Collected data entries
·····
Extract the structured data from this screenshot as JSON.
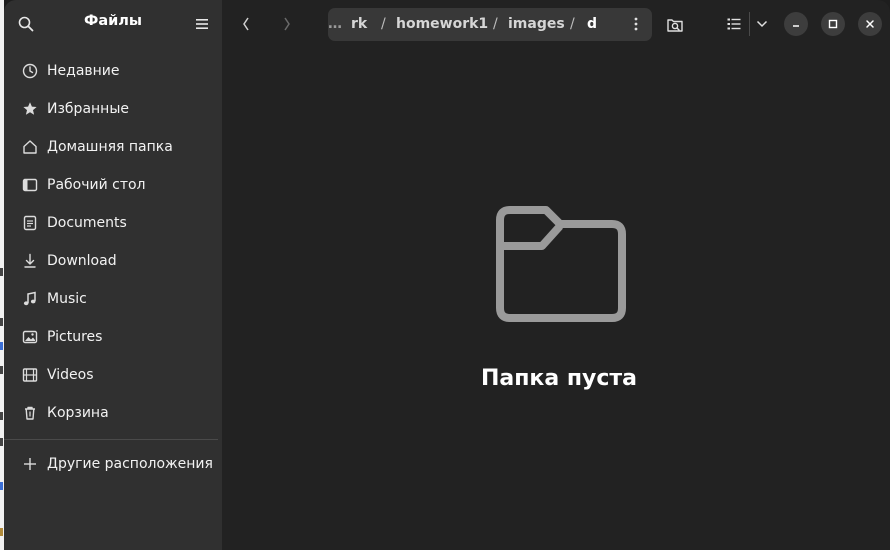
{
  "sidebar": {
    "title": "Файлы",
    "items": [
      {
        "label": "Недавние",
        "icon": "clock-icon"
      },
      {
        "label": "Избранные",
        "icon": "star-icon"
      },
      {
        "label": "Домашняя папка",
        "icon": "home-icon"
      },
      {
        "label": "Рабочий стол",
        "icon": "desktop-icon"
      },
      {
        "label": "Documents",
        "icon": "document-icon"
      },
      {
        "label": "Download",
        "icon": "download-icon"
      },
      {
        "label": "Music",
        "icon": "music-icon"
      },
      {
        "label": "Pictures",
        "icon": "picture-icon"
      },
      {
        "label": "Videos",
        "icon": "video-icon"
      },
      {
        "label": "Корзина",
        "icon": "trash-icon"
      }
    ],
    "other_locations": "Другие расположения"
  },
  "pathbar": {
    "ellipsis": "…",
    "segments": [
      "rk",
      "homework1",
      "images",
      "d"
    ],
    "separator": "/"
  },
  "empty_state": {
    "message": "Папка пуста"
  }
}
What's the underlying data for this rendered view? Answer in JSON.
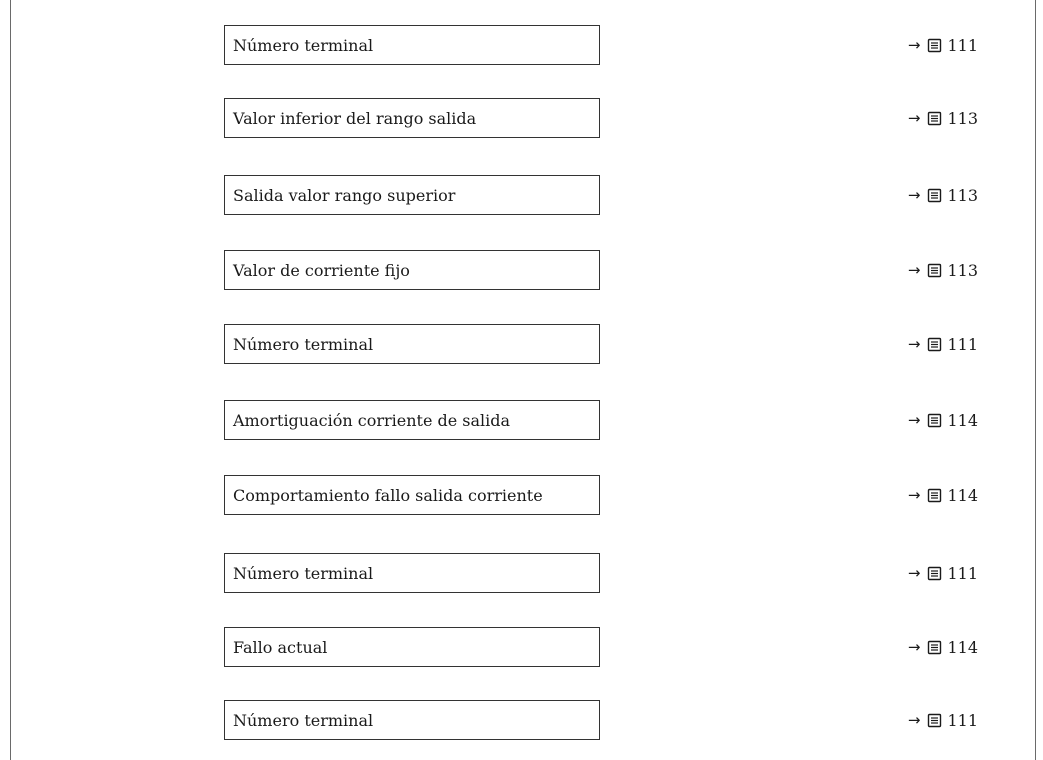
{
  "parameters": [
    {
      "label": "Número terminal",
      "page": "111"
    },
    {
      "label": "Valor inferior del rango salida",
      "page": "113"
    },
    {
      "label": "Salida valor rango superior",
      "page": "113"
    },
    {
      "label": "Valor de corriente fijo",
      "page": "113"
    },
    {
      "label": "Número terminal",
      "page": "111"
    },
    {
      "label": "Amortiguación corriente de salida",
      "page": "114"
    },
    {
      "label": "Comportamiento fallo salida corriente",
      "page": "114"
    },
    {
      "label": "Número terminal",
      "page": "111"
    },
    {
      "label": "Fallo actual",
      "page": "114"
    },
    {
      "label": "Número terminal",
      "page": "111"
    }
  ],
  "ref_arrow": "→",
  "icons": {
    "page_ref": "book-page-icon"
  }
}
·····
Task objective
Show, from the material above, each line that includes the string "rango".

Reply
      "label": "Valor inferior del rango salida",
      "label": "Salida valor rango superior",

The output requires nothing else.